-- BEGIN INFORMATION PROVIDED --

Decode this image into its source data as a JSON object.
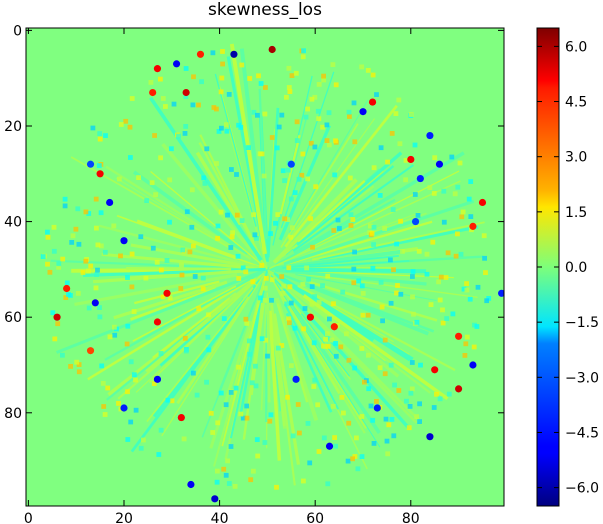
{
  "chart_data": {
    "type": "heatmap",
    "title": "skewness_los",
    "xlabel": "",
    "ylabel": "",
    "image_shape": [
      100,
      100
    ],
    "xlim": [
      -0.5,
      99.5
    ],
    "ylim": [
      99.5,
      -0.5
    ],
    "x_ticks": [
      0,
      20,
      40,
      60,
      80
    ],
    "y_ticks": [
      0,
      20,
      40,
      60,
      80
    ],
    "y_inverted": true,
    "colormap": "jet",
    "background_value": 0.0,
    "clim": [
      -6.5,
      6.5
    ],
    "colorbar_ticks": [
      6.0,
      4.5,
      3.0,
      1.5,
      0.0,
      -1.5,
      -3.0,
      -4.5,
      -6.0
    ],
    "colorbar_tick_labels": [
      "6.0",
      "4.5",
      "3.0",
      "1.5",
      "0.0",
      "−1.5",
      "−3.0",
      "−4.5",
      "−6.0"
    ],
    "structure": "circular region centred near (50, 50) with radius about 48, radial streak pattern of small positive/negative values; values outside the circle are 0",
    "notable_points": [
      {
        "x": 51,
        "y": 4,
        "value": 6.0
      },
      {
        "x": 43,
        "y": 5,
        "value": -6.0
      },
      {
        "x": 36,
        "y": 5,
        "value": 4.5
      },
      {
        "x": 31,
        "y": 7,
        "value": -5.0
      },
      {
        "x": 27,
        "y": 8,
        "value": 5.0
      },
      {
        "x": 26,
        "y": 13,
        "value": 4.5
      },
      {
        "x": 33,
        "y": 13,
        "value": 5.5
      },
      {
        "x": 72,
        "y": 15,
        "value": 5.0
      },
      {
        "x": 70,
        "y": 17,
        "value": -5.0
      },
      {
        "x": 84,
        "y": 22,
        "value": -4.5
      },
      {
        "x": 80,
        "y": 27,
        "value": 5.0
      },
      {
        "x": 86,
        "y": 28,
        "value": -5.0
      },
      {
        "x": 82,
        "y": 31,
        "value": -4.5
      },
      {
        "x": 55,
        "y": 28,
        "value": -4.0
      },
      {
        "x": 15,
        "y": 30,
        "value": 5.0
      },
      {
        "x": 13,
        "y": 28,
        "value": -4.0
      },
      {
        "x": 17,
        "y": 36,
        "value": -5.0
      },
      {
        "x": 95,
        "y": 36,
        "value": 5.0
      },
      {
        "x": 93,
        "y": 41,
        "value": 4.5
      },
      {
        "x": 81,
        "y": 40,
        "value": -4.0
      },
      {
        "x": 20,
        "y": 44,
        "value": -5.0
      },
      {
        "x": 8,
        "y": 54,
        "value": 4.5
      },
      {
        "x": 14,
        "y": 57,
        "value": -5.0
      },
      {
        "x": 29,
        "y": 55,
        "value": 5.0
      },
      {
        "x": 99,
        "y": 55,
        "value": -4.5
      },
      {
        "x": 6,
        "y": 60,
        "value": 5.5
      },
      {
        "x": 27,
        "y": 61,
        "value": 5.0
      },
      {
        "x": 59,
        "y": 60,
        "value": 5.0
      },
      {
        "x": 64,
        "y": 62,
        "value": 4.5
      },
      {
        "x": 13,
        "y": 67,
        "value": 4.0
      },
      {
        "x": 90,
        "y": 64,
        "value": 4.5
      },
      {
        "x": 93,
        "y": 70,
        "value": -5.0
      },
      {
        "x": 85,
        "y": 71,
        "value": 5.0
      },
      {
        "x": 27,
        "y": 73,
        "value": -5.0
      },
      {
        "x": 56,
        "y": 73,
        "value": -4.5
      },
      {
        "x": 90,
        "y": 75,
        "value": 5.5
      },
      {
        "x": 20,
        "y": 79,
        "value": -4.5
      },
      {
        "x": 32,
        "y": 81,
        "value": 5.0
      },
      {
        "x": 73,
        "y": 79,
        "value": -4.5
      },
      {
        "x": 84,
        "y": 85,
        "value": -5.5
      },
      {
        "x": 63,
        "y": 87,
        "value": -5.0
      },
      {
        "x": 34,
        "y": 95,
        "value": -5.0
      },
      {
        "x": 39,
        "y": 98,
        "value": -5.5
      }
    ]
  }
}
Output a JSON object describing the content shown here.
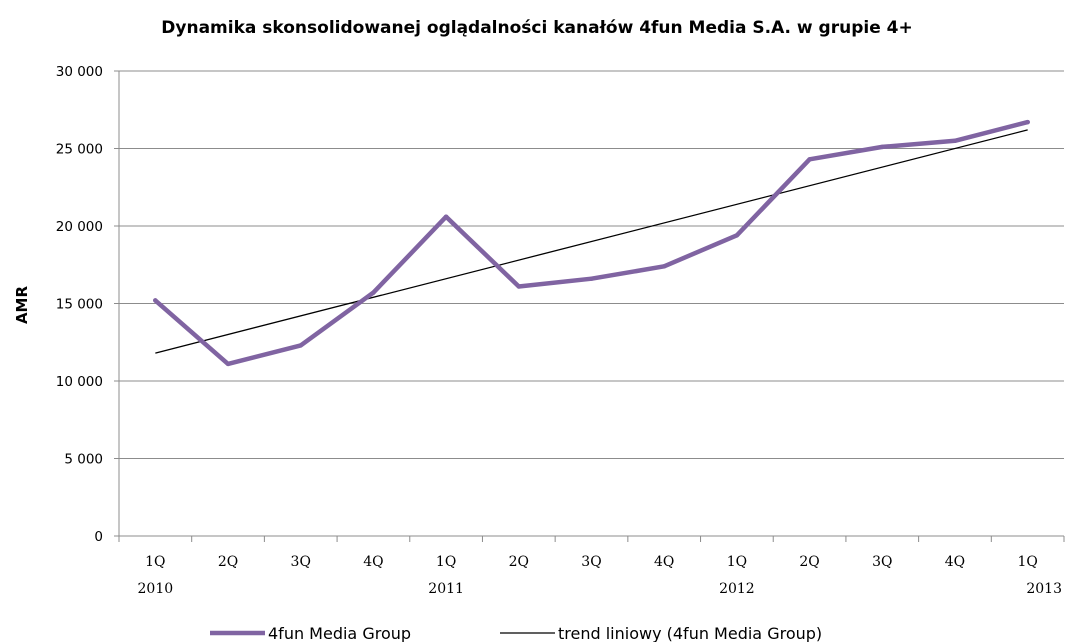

-- END INFORMATION PROVIDED --

Each line that contains the string "object" counts once; say how many there are and nothing else.

2